Data entries:
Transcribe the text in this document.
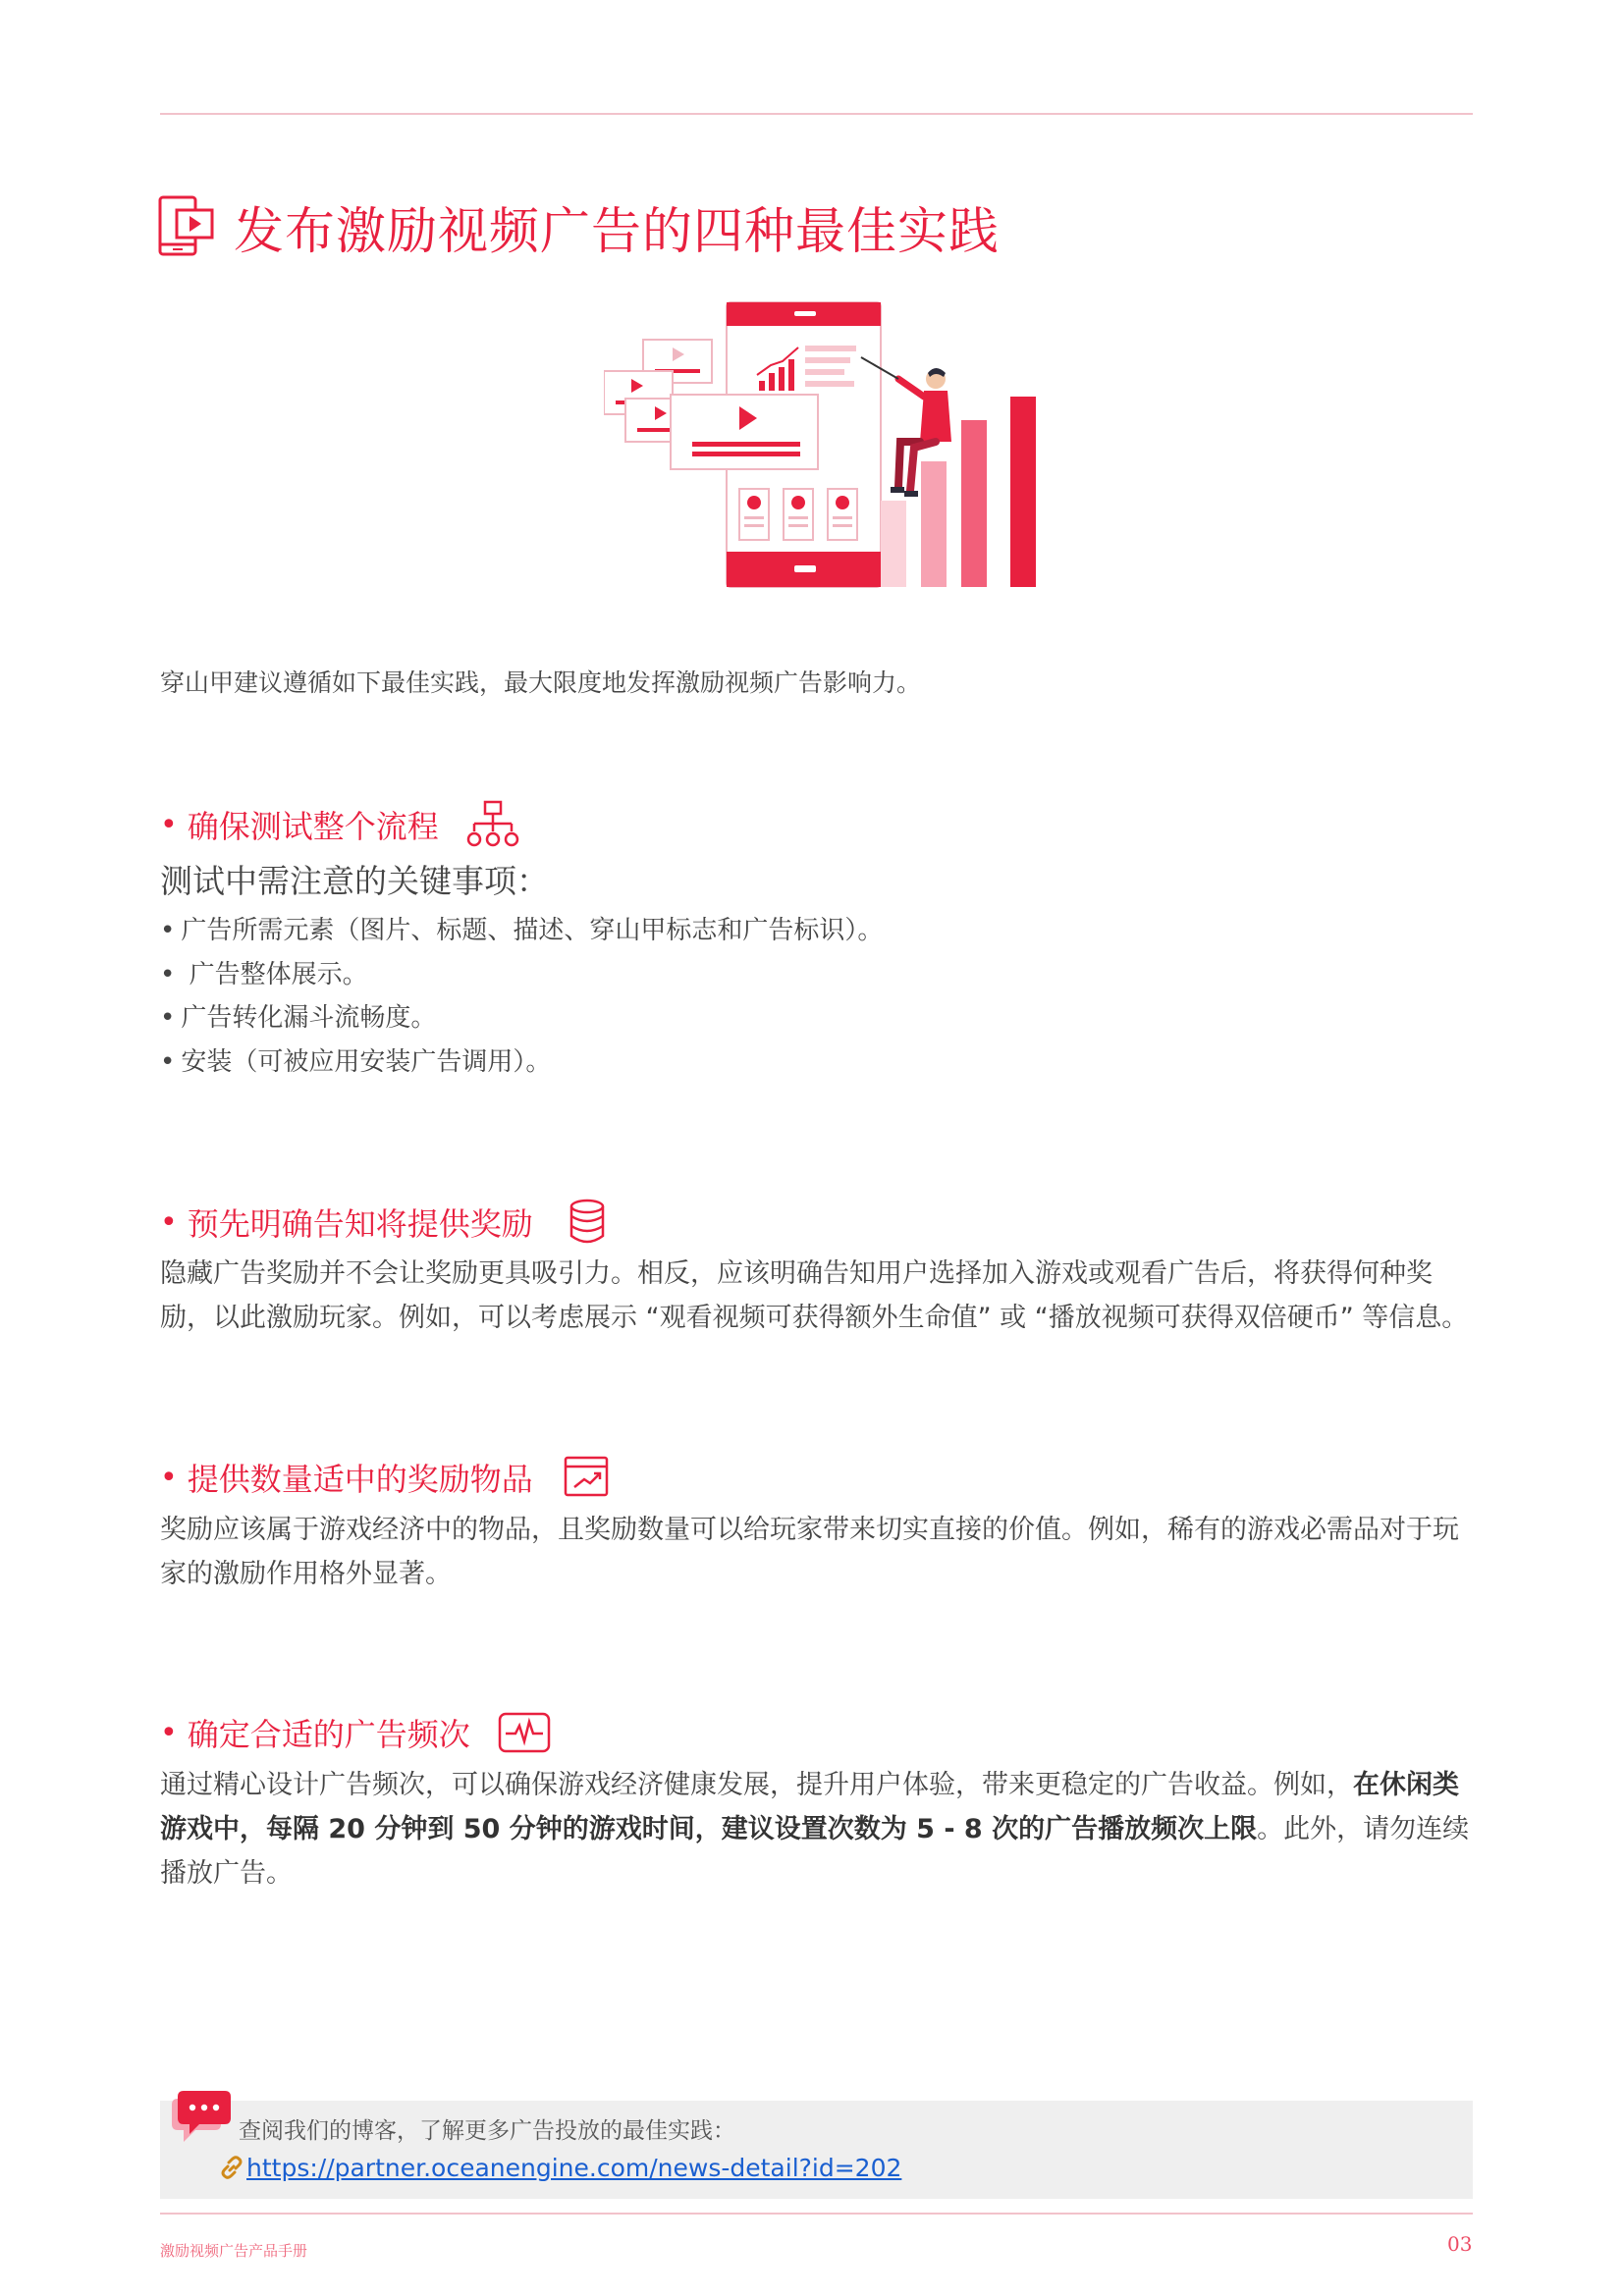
发布激励视频广告的四种最佳实践
穿山甲建议遵循如下最佳实践，最大限度地发挥激励视频广告影响力。
• 确保测试整个流程
测试中需注意的关键事项：
• 广告所需元素（图片、标题、描述、穿山甲标志和广告标识）。
• 广告整体展示。
• 广告转化漏斗流畅度。
• 安装（可被应用安装广告调用）。
• 预先明确告知将提供奖励
隐藏广告奖励并不会让奖励更具吸引力。相反，应该明确告知用户选择加入游戏或观看广告后，将获得何种奖励，以此激励玩家。例如，可以考虑展示 “观看视频可获得额外生命值” 或 “播放视频可获得双倍硬币” 等信息。
• 提供数量适中的奖励物品
奖励应该属于游戏经济中的物品，且奖励数量可以给玩家带来切实直接的价值。例如，稀有的游戏必需品对于玩家的激励作用格外显著。
• 确定合适的广告频次
通过精心设计广告频次，可以确保游戏经济健康发展，提升用户体验，带来更稳定的广告收益。例如，在休闲类游戏中，每隔 20 分钟到 50 分钟的游戏时间，建议设置次数为 5 - 8 次的广告播放频次上限。此外，请勿连续播放广告。
查阅我们的博客，了解更多广告投放的最佳实践：
https://partner.oceanengine.com/news-detail?id=202
激励视频广告产品手册	03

SET PROBLEM: Copy out all the data exactly; skip the pictures.

EXERCISE RESULT:
Transcribe the text in this document.
发布激励视频广告的四种最佳实践
穿山甲建议遵循如下最佳实践，最大限度地发挥激励视频广告影响力。
• 确保测试整个流程
测试中需注意的关键事项：
• 广告所需元素（图片、标题、描述、穿山甲标志和广告标识）。
• 广告整体展示。
• 广告转化漏斗流畅度。
• 安装（可被应用安装广告调用）。
• 预先明确告知将提供奖励
隐藏广告奖励并不会让奖励更具吸引力。相反，应该明确告知用户选择加入游戏或观看广告后，将获得何种奖励，以此激励玩家。例如，可以考虑展示 “观看视频可获得额外生命值” 或 “播放视频可获得双倍硬币” 等信息。
• 提供数量适中的奖励物品
奖励应该属于游戏经济中的物品，且奖励数量可以给玩家带来切实直接的价值。例如，稀有的游戏必需品对于玩家的激励作用格外显著。
• 确定合适的广告频次
通过精心设计广告频次，可以确保游戏经济健康发展，提升用户体验，带来更稳定的广告收益。例如，在休闲类游戏中，每隔 20 分钟到 50 分钟的游戏时间，建议设置次数为 5 - 8 次的广告播放频次上限。此外，请勿连续播放广告。
查阅我们的博客，了解更多广告投放的最佳实践：
https://partner.oceanengine.com/news-detail?id=202
激励视频广告产品手册	03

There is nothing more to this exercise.